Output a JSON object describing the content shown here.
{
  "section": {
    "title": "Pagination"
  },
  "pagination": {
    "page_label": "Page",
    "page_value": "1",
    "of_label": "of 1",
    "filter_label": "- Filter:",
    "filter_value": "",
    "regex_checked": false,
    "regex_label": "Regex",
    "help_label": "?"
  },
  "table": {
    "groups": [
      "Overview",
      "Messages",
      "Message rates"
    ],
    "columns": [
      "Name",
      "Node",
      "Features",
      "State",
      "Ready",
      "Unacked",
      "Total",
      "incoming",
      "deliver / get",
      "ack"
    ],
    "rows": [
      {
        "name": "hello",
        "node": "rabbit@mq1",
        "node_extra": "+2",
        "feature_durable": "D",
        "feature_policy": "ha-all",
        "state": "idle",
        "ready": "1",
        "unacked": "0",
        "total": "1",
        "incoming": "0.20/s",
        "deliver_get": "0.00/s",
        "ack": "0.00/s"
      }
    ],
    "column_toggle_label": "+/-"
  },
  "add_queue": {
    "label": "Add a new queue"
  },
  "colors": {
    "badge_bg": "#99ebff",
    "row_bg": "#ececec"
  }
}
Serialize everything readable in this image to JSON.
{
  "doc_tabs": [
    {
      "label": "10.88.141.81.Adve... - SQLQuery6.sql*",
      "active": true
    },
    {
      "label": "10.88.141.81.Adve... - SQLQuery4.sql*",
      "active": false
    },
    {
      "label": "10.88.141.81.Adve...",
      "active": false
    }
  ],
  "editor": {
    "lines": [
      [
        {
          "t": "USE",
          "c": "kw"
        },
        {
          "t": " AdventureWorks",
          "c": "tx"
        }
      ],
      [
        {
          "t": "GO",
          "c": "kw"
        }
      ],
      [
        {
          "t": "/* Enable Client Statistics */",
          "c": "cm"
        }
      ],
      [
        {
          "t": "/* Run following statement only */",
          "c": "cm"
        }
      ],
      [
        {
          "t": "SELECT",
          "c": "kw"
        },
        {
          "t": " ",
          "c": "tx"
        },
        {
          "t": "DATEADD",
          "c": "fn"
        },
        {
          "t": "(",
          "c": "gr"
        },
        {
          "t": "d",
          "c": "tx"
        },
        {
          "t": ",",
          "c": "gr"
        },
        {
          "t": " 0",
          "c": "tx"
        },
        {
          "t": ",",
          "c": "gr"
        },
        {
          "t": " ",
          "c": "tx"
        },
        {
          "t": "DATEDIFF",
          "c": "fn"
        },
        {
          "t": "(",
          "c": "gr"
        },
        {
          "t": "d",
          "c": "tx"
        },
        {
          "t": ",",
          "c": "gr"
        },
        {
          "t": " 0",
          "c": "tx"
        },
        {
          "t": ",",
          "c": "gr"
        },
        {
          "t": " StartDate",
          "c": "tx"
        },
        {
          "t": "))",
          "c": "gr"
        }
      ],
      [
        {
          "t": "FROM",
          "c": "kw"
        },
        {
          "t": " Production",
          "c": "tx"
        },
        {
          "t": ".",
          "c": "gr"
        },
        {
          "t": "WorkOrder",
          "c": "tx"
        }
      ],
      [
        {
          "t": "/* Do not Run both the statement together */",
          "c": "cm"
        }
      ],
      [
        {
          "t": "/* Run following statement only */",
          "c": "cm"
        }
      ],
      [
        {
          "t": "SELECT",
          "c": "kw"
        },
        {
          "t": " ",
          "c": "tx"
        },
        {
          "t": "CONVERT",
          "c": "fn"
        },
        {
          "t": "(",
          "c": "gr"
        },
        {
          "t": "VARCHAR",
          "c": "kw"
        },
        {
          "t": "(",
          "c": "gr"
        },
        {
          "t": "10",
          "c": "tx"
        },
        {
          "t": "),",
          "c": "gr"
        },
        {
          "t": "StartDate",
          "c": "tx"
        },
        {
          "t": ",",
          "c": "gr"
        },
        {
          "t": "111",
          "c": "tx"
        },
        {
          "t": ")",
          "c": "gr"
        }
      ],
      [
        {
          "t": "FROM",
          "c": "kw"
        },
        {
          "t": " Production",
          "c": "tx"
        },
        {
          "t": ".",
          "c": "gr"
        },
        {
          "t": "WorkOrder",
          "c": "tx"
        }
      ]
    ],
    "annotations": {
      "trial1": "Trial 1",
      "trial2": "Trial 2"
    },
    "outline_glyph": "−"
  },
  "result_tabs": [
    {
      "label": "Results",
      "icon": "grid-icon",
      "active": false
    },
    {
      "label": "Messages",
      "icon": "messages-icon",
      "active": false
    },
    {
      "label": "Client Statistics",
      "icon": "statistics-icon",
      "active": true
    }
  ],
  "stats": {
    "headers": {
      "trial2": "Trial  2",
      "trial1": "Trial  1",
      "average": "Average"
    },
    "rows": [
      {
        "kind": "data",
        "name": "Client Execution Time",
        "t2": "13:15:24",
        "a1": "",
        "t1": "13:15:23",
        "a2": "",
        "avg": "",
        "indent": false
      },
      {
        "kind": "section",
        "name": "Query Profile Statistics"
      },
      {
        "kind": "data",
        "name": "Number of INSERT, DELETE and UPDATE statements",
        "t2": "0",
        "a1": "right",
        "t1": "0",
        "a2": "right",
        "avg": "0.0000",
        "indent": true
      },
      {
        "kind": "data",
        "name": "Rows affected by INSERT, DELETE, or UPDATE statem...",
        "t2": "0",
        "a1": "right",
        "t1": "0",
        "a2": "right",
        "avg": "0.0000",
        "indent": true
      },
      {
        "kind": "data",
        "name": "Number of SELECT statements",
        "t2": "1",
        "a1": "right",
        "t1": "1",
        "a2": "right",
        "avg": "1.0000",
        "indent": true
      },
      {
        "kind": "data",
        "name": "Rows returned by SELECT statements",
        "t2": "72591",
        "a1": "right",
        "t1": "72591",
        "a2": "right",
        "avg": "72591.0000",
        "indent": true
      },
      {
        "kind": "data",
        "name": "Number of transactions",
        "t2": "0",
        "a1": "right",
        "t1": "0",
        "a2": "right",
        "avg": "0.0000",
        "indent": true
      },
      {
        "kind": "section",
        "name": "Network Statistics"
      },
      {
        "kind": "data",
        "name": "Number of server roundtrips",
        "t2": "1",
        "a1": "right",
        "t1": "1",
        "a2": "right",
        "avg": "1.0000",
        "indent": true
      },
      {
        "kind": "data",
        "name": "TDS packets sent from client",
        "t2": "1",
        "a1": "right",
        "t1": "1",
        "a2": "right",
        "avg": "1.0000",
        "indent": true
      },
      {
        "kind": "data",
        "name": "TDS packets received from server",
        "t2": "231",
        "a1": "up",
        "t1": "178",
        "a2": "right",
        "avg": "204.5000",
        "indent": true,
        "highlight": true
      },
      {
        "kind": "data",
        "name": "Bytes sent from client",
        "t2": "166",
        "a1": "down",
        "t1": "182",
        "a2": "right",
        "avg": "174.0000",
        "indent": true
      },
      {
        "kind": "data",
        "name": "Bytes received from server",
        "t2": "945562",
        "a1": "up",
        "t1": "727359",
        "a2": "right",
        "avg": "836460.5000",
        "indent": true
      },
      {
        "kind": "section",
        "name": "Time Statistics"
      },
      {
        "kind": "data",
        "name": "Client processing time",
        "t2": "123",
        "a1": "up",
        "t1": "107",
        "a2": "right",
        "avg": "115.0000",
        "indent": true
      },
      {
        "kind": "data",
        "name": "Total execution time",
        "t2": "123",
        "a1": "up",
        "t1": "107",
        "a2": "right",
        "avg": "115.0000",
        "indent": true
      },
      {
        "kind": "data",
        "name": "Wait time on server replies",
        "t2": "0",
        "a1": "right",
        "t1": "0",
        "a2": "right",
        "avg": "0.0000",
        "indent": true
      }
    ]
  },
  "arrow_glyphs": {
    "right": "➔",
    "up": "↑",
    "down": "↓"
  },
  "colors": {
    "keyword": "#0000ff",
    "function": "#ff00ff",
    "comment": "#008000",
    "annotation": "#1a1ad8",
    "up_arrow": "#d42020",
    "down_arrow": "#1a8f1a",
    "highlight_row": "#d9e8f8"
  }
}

WORK REQUIRED: Copy out every line in the listing where the word "statements" appears.

THE COMPLETED TASK:
        "name": "Number of INSERT, DELETE and UPDATE statements",
        "name": "Number of SELECT statements",
        "name": "Rows returned by SELECT statements",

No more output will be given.